**EXERCISE OBJECTIVE**
Gather up the lines that contain "workspace".

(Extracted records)

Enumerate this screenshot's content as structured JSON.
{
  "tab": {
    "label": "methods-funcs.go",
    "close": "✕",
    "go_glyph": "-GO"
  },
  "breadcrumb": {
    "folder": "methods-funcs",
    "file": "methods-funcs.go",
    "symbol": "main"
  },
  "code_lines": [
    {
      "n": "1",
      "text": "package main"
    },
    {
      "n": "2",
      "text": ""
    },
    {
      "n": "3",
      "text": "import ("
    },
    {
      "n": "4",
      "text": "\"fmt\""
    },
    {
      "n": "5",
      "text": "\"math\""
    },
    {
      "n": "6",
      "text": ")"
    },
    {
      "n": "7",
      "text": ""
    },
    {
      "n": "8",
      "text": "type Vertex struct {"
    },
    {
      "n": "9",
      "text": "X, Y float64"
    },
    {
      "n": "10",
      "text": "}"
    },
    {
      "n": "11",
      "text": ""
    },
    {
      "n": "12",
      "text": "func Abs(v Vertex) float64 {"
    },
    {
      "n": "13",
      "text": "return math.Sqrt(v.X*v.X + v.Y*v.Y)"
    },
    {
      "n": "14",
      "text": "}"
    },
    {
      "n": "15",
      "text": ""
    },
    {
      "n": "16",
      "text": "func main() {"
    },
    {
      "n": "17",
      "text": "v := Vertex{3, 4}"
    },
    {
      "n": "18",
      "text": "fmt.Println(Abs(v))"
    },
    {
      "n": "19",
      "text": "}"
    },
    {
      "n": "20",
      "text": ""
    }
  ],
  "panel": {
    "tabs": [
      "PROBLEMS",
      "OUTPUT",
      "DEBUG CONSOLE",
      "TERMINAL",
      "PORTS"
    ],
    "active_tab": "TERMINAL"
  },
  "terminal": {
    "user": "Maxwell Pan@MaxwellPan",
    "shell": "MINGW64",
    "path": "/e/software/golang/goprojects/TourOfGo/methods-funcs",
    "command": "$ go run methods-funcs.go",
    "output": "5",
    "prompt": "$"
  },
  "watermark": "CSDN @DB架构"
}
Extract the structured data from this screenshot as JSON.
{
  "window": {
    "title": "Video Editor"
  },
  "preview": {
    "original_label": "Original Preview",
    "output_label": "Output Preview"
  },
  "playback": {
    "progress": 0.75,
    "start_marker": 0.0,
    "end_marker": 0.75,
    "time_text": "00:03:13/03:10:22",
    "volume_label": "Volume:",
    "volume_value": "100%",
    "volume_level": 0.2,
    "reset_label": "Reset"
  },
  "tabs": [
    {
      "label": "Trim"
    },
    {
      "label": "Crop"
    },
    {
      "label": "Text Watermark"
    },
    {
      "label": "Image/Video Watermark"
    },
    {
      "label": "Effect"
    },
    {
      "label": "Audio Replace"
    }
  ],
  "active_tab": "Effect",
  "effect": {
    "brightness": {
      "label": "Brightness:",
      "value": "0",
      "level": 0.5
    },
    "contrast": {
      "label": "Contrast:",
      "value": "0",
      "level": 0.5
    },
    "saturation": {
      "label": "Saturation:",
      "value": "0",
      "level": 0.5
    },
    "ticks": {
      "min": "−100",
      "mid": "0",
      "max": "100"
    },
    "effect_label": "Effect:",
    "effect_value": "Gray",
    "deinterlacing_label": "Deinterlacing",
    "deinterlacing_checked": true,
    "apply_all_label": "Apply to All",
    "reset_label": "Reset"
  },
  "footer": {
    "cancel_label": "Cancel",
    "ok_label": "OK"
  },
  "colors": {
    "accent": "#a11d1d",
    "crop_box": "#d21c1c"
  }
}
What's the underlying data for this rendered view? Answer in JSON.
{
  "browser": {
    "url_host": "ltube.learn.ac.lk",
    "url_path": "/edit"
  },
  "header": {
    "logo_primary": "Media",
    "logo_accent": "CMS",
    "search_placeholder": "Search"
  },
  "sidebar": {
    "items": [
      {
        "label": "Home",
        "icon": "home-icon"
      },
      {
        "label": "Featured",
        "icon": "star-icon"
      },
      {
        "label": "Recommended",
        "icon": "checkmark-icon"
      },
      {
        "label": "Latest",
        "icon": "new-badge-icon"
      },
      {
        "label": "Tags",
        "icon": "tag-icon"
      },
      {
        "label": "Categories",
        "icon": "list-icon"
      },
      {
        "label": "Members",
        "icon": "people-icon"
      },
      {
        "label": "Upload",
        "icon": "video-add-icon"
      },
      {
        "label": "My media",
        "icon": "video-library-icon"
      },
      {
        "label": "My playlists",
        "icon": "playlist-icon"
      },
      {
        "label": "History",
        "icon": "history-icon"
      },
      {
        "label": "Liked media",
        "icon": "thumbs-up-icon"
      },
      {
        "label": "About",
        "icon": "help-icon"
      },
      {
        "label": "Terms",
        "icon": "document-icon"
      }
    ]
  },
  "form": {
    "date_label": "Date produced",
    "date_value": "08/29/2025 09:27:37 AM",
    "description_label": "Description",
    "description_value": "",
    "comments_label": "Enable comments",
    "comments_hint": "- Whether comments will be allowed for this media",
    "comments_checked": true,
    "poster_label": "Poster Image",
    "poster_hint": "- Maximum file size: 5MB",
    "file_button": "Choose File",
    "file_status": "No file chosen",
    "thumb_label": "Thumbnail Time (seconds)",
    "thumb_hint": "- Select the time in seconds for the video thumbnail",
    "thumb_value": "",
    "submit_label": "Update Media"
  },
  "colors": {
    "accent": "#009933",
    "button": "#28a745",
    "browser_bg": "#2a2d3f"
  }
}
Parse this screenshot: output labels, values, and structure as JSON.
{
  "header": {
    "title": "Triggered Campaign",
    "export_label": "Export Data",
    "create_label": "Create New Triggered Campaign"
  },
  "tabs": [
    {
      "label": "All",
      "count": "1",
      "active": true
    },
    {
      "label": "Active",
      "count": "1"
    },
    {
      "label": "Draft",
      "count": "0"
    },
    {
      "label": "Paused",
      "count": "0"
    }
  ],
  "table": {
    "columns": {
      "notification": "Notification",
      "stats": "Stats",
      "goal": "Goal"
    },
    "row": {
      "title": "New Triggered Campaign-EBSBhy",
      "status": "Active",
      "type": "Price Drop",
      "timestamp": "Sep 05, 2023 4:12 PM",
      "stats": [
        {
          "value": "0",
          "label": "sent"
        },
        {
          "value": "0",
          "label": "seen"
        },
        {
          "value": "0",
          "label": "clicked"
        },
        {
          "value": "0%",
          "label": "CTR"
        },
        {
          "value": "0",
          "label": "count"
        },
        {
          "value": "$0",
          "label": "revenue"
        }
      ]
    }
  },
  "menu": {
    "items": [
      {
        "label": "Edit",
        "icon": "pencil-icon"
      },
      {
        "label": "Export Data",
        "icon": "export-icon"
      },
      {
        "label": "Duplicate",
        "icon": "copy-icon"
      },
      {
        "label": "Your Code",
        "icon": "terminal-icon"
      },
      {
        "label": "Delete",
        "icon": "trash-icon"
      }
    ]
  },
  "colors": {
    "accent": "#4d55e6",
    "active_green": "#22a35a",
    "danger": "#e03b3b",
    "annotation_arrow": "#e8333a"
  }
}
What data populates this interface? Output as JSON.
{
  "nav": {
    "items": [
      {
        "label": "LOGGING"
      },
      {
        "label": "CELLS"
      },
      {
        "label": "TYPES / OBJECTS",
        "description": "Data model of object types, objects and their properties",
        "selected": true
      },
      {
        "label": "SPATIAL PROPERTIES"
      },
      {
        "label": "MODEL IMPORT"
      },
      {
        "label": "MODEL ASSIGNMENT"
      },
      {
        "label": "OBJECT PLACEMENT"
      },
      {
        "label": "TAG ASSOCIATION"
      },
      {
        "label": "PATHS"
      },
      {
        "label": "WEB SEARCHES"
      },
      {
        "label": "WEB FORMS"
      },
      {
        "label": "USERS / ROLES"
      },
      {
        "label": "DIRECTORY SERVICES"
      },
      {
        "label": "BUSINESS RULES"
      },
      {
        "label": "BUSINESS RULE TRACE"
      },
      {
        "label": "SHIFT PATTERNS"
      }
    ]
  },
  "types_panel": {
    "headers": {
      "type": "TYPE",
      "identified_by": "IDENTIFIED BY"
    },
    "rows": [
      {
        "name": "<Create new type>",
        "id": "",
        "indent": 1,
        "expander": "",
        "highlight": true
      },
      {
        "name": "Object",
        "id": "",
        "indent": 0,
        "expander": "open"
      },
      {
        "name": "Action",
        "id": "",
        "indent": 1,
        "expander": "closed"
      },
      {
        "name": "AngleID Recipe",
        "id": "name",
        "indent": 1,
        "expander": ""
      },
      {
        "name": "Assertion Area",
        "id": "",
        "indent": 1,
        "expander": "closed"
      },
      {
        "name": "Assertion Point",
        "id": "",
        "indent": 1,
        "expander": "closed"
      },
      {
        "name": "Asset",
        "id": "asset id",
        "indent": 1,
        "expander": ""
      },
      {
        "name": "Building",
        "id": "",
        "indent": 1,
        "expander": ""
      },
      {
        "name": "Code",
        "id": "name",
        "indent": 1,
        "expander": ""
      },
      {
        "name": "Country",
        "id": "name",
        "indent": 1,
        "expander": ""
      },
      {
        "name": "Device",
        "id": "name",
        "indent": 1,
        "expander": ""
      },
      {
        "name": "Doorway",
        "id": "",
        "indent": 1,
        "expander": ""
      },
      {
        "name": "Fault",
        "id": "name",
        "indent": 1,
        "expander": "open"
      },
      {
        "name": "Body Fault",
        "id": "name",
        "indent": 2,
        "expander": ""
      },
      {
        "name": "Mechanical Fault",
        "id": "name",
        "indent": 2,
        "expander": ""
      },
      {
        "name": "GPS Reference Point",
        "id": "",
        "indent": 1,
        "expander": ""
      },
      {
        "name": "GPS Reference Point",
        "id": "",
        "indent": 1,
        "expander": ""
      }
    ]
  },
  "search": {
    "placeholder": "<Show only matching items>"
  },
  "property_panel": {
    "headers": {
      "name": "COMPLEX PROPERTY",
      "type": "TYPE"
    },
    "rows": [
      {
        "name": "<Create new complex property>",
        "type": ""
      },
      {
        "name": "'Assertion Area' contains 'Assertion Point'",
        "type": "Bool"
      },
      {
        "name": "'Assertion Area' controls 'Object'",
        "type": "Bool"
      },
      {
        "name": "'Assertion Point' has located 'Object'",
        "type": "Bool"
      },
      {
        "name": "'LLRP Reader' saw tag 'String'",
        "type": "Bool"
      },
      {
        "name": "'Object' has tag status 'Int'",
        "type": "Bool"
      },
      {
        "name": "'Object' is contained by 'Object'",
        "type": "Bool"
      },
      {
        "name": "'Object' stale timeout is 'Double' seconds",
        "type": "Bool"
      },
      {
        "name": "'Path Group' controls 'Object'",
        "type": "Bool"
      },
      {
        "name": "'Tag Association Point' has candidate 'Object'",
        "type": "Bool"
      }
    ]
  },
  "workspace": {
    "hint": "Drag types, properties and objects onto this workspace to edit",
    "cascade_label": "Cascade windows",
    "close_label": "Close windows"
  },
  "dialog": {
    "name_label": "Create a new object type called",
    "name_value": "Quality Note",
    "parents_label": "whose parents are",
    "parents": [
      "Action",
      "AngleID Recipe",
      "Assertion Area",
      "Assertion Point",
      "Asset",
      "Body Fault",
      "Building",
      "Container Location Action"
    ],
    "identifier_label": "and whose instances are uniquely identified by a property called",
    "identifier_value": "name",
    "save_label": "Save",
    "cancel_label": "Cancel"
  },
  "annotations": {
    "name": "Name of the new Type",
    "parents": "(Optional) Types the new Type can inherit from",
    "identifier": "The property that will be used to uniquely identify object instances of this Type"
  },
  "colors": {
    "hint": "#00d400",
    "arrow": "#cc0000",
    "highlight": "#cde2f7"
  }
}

**RESULT BELOW**
  "workspace": {
    "hint": "Drag types, properties and objects onto this workspace to edit",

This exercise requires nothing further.